* _Stated exercise_
Identify every line containing the word "five" and reproduce each one.

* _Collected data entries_

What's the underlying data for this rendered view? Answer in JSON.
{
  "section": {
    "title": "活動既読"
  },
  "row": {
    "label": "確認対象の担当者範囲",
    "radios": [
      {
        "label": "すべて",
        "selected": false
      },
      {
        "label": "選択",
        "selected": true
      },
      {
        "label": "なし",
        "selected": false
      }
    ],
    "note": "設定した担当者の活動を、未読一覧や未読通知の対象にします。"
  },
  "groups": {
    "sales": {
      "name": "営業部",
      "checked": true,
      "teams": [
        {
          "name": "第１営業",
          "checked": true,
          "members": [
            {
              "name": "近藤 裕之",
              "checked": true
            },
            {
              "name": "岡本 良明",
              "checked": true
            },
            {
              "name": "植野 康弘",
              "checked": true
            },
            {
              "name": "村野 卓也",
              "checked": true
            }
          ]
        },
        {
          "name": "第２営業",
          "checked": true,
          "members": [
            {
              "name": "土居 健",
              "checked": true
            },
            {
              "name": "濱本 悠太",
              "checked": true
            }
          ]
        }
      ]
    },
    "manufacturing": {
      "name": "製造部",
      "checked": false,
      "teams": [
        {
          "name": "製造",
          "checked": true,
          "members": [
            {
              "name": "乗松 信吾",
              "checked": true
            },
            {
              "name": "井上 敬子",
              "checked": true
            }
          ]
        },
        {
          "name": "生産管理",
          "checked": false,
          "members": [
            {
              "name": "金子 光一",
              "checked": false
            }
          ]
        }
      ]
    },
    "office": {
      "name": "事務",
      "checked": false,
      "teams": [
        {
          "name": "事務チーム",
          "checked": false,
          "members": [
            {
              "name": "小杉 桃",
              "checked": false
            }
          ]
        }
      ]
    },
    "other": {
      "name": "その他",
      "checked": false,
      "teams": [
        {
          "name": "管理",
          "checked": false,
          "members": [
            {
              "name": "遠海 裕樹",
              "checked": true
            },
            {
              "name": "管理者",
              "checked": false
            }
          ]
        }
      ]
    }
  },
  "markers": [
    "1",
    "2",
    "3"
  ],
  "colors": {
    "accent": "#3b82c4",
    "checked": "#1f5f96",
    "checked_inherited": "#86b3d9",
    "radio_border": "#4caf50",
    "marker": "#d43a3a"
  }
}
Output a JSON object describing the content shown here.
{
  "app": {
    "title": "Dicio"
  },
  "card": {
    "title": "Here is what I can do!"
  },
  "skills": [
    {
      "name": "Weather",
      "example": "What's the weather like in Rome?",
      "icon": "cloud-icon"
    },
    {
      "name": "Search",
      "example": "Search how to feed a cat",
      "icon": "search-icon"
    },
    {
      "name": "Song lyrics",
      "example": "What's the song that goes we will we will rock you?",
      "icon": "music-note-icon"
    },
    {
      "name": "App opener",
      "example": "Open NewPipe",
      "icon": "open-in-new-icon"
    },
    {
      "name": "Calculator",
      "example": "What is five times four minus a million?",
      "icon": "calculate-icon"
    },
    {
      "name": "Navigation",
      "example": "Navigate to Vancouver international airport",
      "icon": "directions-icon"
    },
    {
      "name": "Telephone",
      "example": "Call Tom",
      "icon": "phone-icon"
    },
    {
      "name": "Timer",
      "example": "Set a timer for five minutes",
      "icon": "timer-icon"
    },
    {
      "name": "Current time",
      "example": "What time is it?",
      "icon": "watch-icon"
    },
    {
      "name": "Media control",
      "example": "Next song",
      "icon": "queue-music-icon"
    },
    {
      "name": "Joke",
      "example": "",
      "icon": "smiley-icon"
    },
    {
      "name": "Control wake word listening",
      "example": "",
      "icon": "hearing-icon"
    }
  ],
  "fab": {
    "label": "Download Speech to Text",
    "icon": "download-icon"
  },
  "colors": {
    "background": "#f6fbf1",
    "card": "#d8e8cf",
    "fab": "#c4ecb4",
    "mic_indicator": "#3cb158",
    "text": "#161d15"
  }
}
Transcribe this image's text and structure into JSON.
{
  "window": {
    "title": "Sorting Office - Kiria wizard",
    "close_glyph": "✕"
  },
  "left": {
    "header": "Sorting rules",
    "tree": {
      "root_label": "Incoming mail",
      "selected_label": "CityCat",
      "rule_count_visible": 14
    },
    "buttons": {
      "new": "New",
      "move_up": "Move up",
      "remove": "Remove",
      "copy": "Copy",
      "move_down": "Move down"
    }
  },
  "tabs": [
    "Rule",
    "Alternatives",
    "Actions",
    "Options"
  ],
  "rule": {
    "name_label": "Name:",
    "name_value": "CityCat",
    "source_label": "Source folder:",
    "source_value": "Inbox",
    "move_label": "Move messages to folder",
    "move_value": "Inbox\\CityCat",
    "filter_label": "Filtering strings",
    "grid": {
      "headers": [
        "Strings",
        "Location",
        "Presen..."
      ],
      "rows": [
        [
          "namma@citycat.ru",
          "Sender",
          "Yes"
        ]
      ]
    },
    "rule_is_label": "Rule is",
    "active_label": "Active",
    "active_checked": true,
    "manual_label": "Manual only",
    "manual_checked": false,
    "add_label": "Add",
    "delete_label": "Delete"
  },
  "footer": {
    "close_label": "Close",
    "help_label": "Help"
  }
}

* _Result for this exercise_
      "example": "What is five times four minus a million?",
      "example": "Set a timer for five minutes",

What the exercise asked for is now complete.